#### Supplied records

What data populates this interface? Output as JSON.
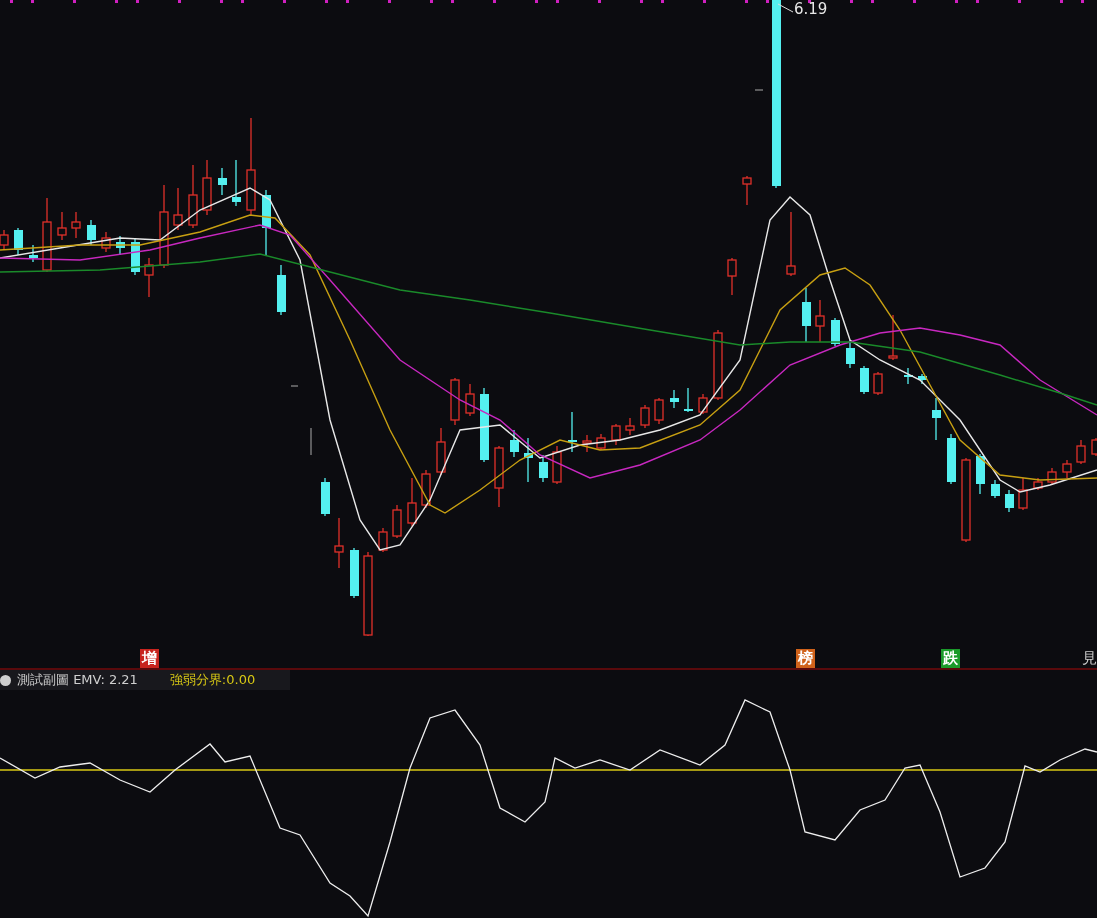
{
  "main_chart": {
    "high_label": "6.19",
    "markers": [
      {
        "text": "增",
        "color": "#c8241e"
      },
      {
        "text": "榜",
        "color": "#d0621a"
      },
      {
        "text": "跌",
        "color": "#1a9a2a"
      },
      {
        "text": "見"
      }
    ]
  },
  "sub_chart": {
    "title": "測試副圖",
    "indicator": "EMV: 2.21",
    "threshold": "強弱分界:0.00"
  }
}
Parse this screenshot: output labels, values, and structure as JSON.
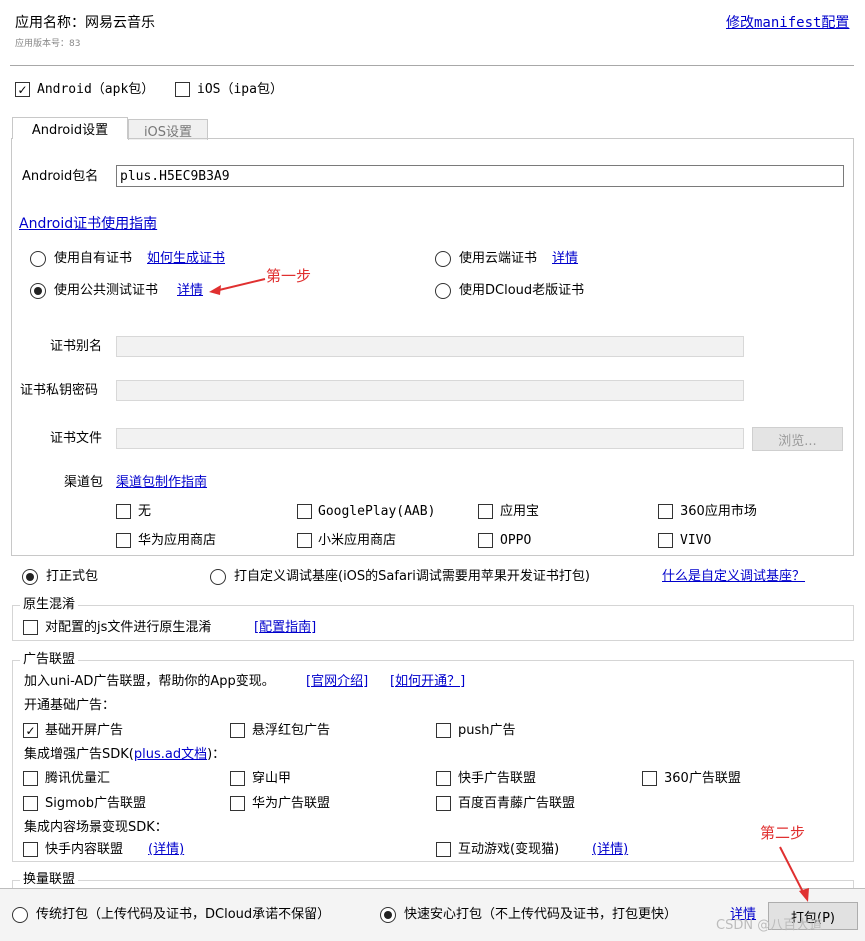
{
  "app": {
    "name_label": "应用名称：网易云音乐",
    "version_label": "应用版本号：83",
    "manifest_link": "修改manifest配置"
  },
  "platforms": {
    "android_label": "Android（apk包）",
    "android_checked": true,
    "ios_label": "iOS（ipa包）",
    "ios_checked": false
  },
  "tabs": [
    {
      "label": "Android设置",
      "active": true
    },
    {
      "label": "iOS设置",
      "active": false
    }
  ],
  "android": {
    "package_label": "Android包名",
    "package_value": "plus.H5EC9B3A9",
    "cert_guide_link": "Android证书使用指南",
    "cert_options": {
      "own_label": "使用自有证书",
      "own_link": "如何生成证书",
      "cloud_label": "使用云端证书",
      "cloud_link": "详情",
      "public_label": "使用公共测试证书",
      "public_link": "详情",
      "legacy_label": "使用DCloud老版证书"
    },
    "alias_label": "证书别名",
    "password_label": "证书私钥密码",
    "file_label": "证书文件",
    "browse_button": "浏览...",
    "channel_label": "渠道包",
    "channel_link": "渠道包制作指南",
    "channels": [
      {
        "label": "无",
        "checked": false
      },
      {
        "label": "GooglePlay(AAB)",
        "checked": false
      },
      {
        "label": "应用宝",
        "checked": false
      },
      {
        "label": "360应用市场",
        "checked": false
      },
      {
        "label": "华为应用商店",
        "checked": false
      },
      {
        "label": "小米应用商店",
        "checked": false
      },
      {
        "label": "OPPO",
        "checked": false
      },
      {
        "label": "VIVO",
        "checked": false
      }
    ]
  },
  "build_mode": {
    "release_label": "打正式包",
    "debug_label": "打自定义调试基座(iOS的Safari调试需要用苹果开发证书打包)",
    "debug_link": "什么是自定义调试基座？"
  },
  "obfuscation": {
    "title": "原生混淆",
    "option_label": "对配置的js文件进行原生混淆",
    "guide_link": "[配置指南]"
  },
  "ads": {
    "title": "广告联盟",
    "intro": "加入uni-AD广告联盟，帮助你的App变现。",
    "official_link": "[官网介绍]",
    "howto_link": "[如何开通？]",
    "basic_title": "开通基础广告：",
    "basic": [
      {
        "label": "基础开屏广告",
        "checked": true
      },
      {
        "label": "悬浮红包广告",
        "checked": false
      },
      {
        "label": "push广告",
        "checked": false
      }
    ],
    "sdk_title_pre": "集成增强广告SDK(",
    "sdk_doc_link": "plus.ad文档",
    "sdk_title_post": ")：",
    "sdk": [
      {
        "label": "腾讯优量汇",
        "checked": false
      },
      {
        "label": "穿山甲",
        "checked": false
      },
      {
        "label": "快手广告联盟",
        "checked": false
      },
      {
        "label": "360广告联盟",
        "checked": false
      },
      {
        "label": "Sigmob广告联盟",
        "checked": false
      },
      {
        "label": "华为广告联盟",
        "checked": false
      },
      {
        "label": "百度百青藤广告联盟",
        "checked": false
      }
    ],
    "content_title": "集成内容场景变现SDK：",
    "content": [
      {
        "label": "快手内容联盟",
        "link": "(详情)",
        "checked": false
      },
      {
        "label": "互动游戏(变现猫)",
        "link": "(详情)",
        "checked": false
      }
    ]
  },
  "exchange": {
    "title": "换量联盟"
  },
  "footer": {
    "traditional_label": "传统打包（上传代码及证书，DCloud承诺不保留）",
    "fast_label": "快速安心打包（不上传代码及证书，打包更快）",
    "details_link": "详情",
    "pack_button": "打包(P)"
  },
  "annotations": {
    "step1": "第一步",
    "step2": "第二步"
  },
  "watermark": "CSDN @八百大道",
  "colors": {
    "link": "#0000cc",
    "annotation": "#e03030"
  }
}
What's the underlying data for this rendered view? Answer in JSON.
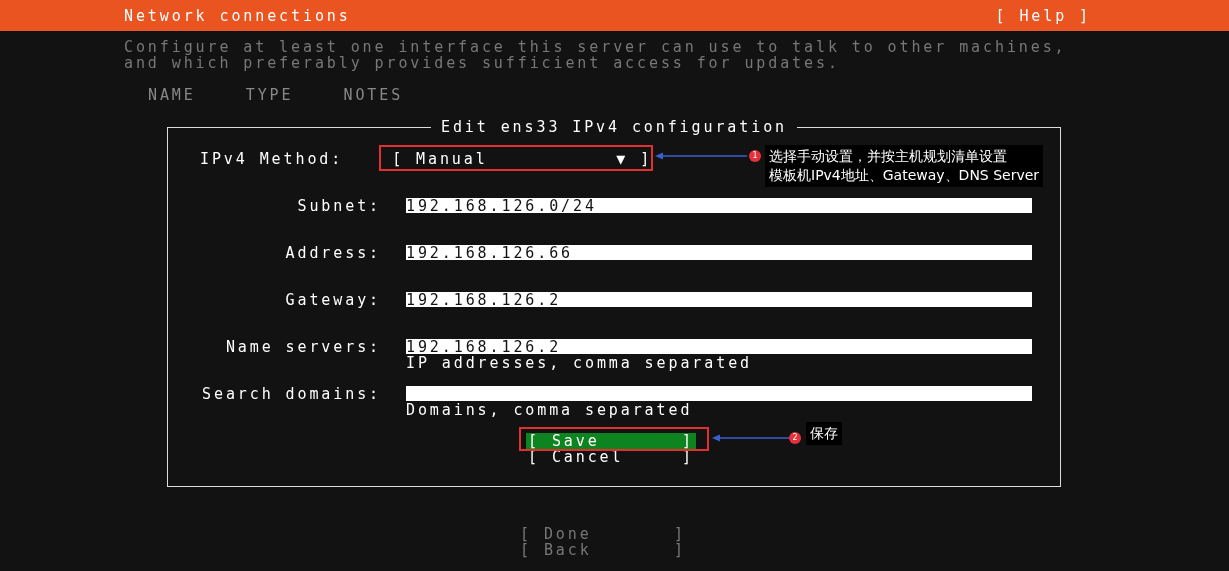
{
  "header": {
    "title": "Network connections",
    "help": "[ Help ]"
  },
  "intro": [
    "Configure at least one interface this server can use to talk to other machines,",
    "and which preferably provides sufficient access for updates."
  ],
  "table": {
    "columns": [
      "NAME",
      "TYPE",
      "NOTES"
    ]
  },
  "dialog": {
    "title": "Edit ens33 IPv4 configuration",
    "method": {
      "label": "IPv4 Method:",
      "open": "[",
      "value": "Manual",
      "arrow": "▼",
      "close": "]"
    },
    "fields": [
      {
        "label": "Subnet:",
        "value": "192.168.126.0/24"
      },
      {
        "label": "Address:",
        "value": "192.168.126.66"
      },
      {
        "label": "Gateway:",
        "value": "192.168.126.2"
      },
      {
        "label": "Name servers:",
        "value": "192.168.126.2",
        "hint": "IP addresses, comma separated"
      },
      {
        "label": "Search domains:",
        "hint": "Domains, comma separated"
      }
    ],
    "buttons": [
      {
        "open": "[",
        "label": "Save",
        "close": "]",
        "selected": true
      },
      {
        "open": "[",
        "label": "Cancel",
        "close": "]",
        "selected": false
      }
    ]
  },
  "footer_buttons": [
    {
      "open": "[",
      "label": "Done",
      "close": "]"
    },
    {
      "open": "[",
      "label": "Back",
      "close": "]"
    }
  ],
  "annotations": [
    {
      "number": "1",
      "lines": [
        "选择手动设置，并按主机规划清单设置",
        "模板机IPv4地址、Gateway、DNS Server"
      ]
    },
    {
      "number": "2",
      "lines": [
        "保存"
      ]
    }
  ]
}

########

Quote every line word for word and keep the images out of the copy.

What data populates this interface? Output as JSON.
{
  "main_chart": {
    "high_label": "6.19",
    "markers": [
      {
        "text": "增",
        "color": "#c8241e"
      },
      {
        "text": "榜",
        "color": "#d0621a"
      },
      {
        "text": "跌",
        "color": "#1a9a2a"
      },
      {
        "text": "見"
      }
    ]
  },
  "sub_chart": {
    "title": "測試副圖",
    "indicator": "EMV: 2.21",
    "threshold": "強弱分界:0.00"
  }
}
Parse this screenshot: output labels, values, and structure as JSON.
{
  "app": {
    "name_label": "应用名称：网易云音乐",
    "version_label": "应用版本号：83",
    "manifest_link": "修改manifest配置"
  },
  "platforms": {
    "android_label": "Android（apk包）",
    "android_checked": true,
    "ios_label": "iOS（ipa包）",
    "ios_checked": false
  },
  "tabs": [
    {
      "label": "Android设置",
      "active": true
    },
    {
      "label": "iOS设置",
      "active": false
    }
  ],
  "android": {
    "package_label": "Android包名",
    "package_value": "plus.H5EC9B3A9",
    "cert_guide_link": "Android证书使用指南",
    "cert_options": {
      "own_label": "使用自有证书",
      "own_link": "如何生成证书",
      "cloud_label": "使用云端证书",
      "cloud_link": "详情",
      "public_label": "使用公共测试证书",
      "public_link": "详情",
      "legacy_label": "使用DCloud老版证书"
    },
    "alias_label": "证书别名",
    "password_label": "证书私钥密码",
    "file_label": "证书文件",
    "browse_button": "浏览...",
    "channel_label": "渠道包",
    "channel_link": "渠道包制作指南",
    "channels": [
      {
        "label": "无",
        "checked": false
      },
      {
        "label": "GooglePlay(AAB)",
        "checked": false
      },
      {
        "label": "应用宝",
        "checked": false
      },
      {
        "label": "360应用市场",
        "checked": false
      },
      {
        "label": "华为应用商店",
        "checked": false
      },
      {
        "label": "小米应用商店",
        "checked": false
      },
      {
        "label": "OPPO",
        "checked": false
      },
      {
        "label": "VIVO",
        "checked": false
      }
    ]
  },
  "build_mode": {
    "release_label": "打正式包",
    "debug_label": "打自定义调试基座(iOS的Safari调试需要用苹果开发证书打包)",
    "debug_link": "什么是自定义调试基座？"
  },
  "obfuscation": {
    "title": "原生混淆",
    "option_label": "对配置的js文件进行原生混淆",
    "guide_link": "[配置指南]"
  },
  "ads": {
    "title": "广告联盟",
    "intro": "加入uni-AD广告联盟，帮助你的App变现。",
    "official_link": "[官网介绍]",
    "howto_link": "[如何开通？]",
    "basic_title": "开通基础广告：",
    "basic": [
      {
        "label": "基础开屏广告",
        "checked": true
      },
      {
        "label": "悬浮红包广告",
        "checked": false
      },
      {
        "label": "push广告",
        "checked": false
      }
    ],
    "sdk_title_pre": "集成增强广告SDK(",
    "sdk_doc_link": "plus.ad文档",
    "sdk_title_post": ")：",
    "sdk": [
      {
        "label": "腾讯优量汇",
        "checked": false
      },
      {
        "label": "穿山甲",
        "checked": false
      },
      {
        "label": "快手广告联盟",
        "checked": false
      },
      {
        "label": "360广告联盟",
        "checked": false
      },
      {
        "label": "Sigmob广告联盟",
        "checked": false
      },
      {
        "label": "华为广告联盟",
        "checked": false
      },
      {
        "label": "百度百青藤广告联盟",
        "checked": false
      }
    ],
    "content_title": "集成内容场景变现SDK：",
    "content": [
      {
        "label": "快手内容联盟",
        "link": "(详情)",
        "checked": false
      },
      {
        "label": "互动游戏(变现猫)",
        "link": "(详情)",
        "checked": false
      }
    ]
  },
  "exchange": {
    "title": "换量联盟"
  },
  "footer": {
    "traditional_label": "传统打包（上传代码及证书，DCloud承诺不保留）",
    "fast_label": "快速安心打包（不上传代码及证书，打包更快）",
    "details_link": "详情",
    "pack_button": "打包(P)"
  },
  "annotations": {
    "step1": "第一步",
    "step2": "第二步"
  },
  "watermark": "CSDN @八百大道",
  "colors": {
    "link": "#0000cc",
    "annotation": "#e03030"
  }
}
What's the underlying data for this rendered view? Answer in JSON.
{
  "header": {
    "title": "Network connections",
    "help": "[ Help ]"
  },
  "intro": [
    "Configure at least one interface this server can use to talk to other machines,",
    "and which preferably provides sufficient access for updates."
  ],
  "table": {
    "columns": [
      "NAME",
      "TYPE",
      "NOTES"
    ]
  },
  "dialog": {
    "title": "Edit ens33 IPv4 configuration",
    "method": {
      "label": "IPv4 Method:",
      "open": "[",
      "value": "Manual",
      "arrow": "▼",
      "close": "]"
    },
    "fields": [
      {
        "label": "Subnet:",
        "value": "192.168.126.0/24"
      },
      {
        "label": "Address:",
        "value": "192.168.126.66"
      },
      {
        "label": "Gateway:",
        "value": "192.168.126.2"
      },
      {
        "label": "Name servers:",
        "value": "192.168.126.2",
        "hint": "IP addresses, comma separated"
      },
      {
        "label": "Search domains:",
        "hint": "Domains, comma separated"
      }
    ],
    "buttons": [
      {
        "open": "[",
        "label": "Save",
        "close": "]",
        "selected": true
      },
      {
        "open": "[",
        "label": "Cancel",
        "close": "]",
        "selected": false
      }
    ]
  },
  "footer_buttons": [
    {
      "open": "[",
      "label": "Done",
      "close": "]"
    },
    {
      "open": "[",
      "label": "Back",
      "close": "]"
    }
  ],
  "annotations": [
    {
      "number": "1",
      "lines": [
        "选择手动设置，并按主机规划清单设置",
        "模板机IPv4地址、Gateway、DNS Server"
      ]
    },
    {
      "number": "2",
      "lines": [
        "保存"
      ]
    }
  ]
}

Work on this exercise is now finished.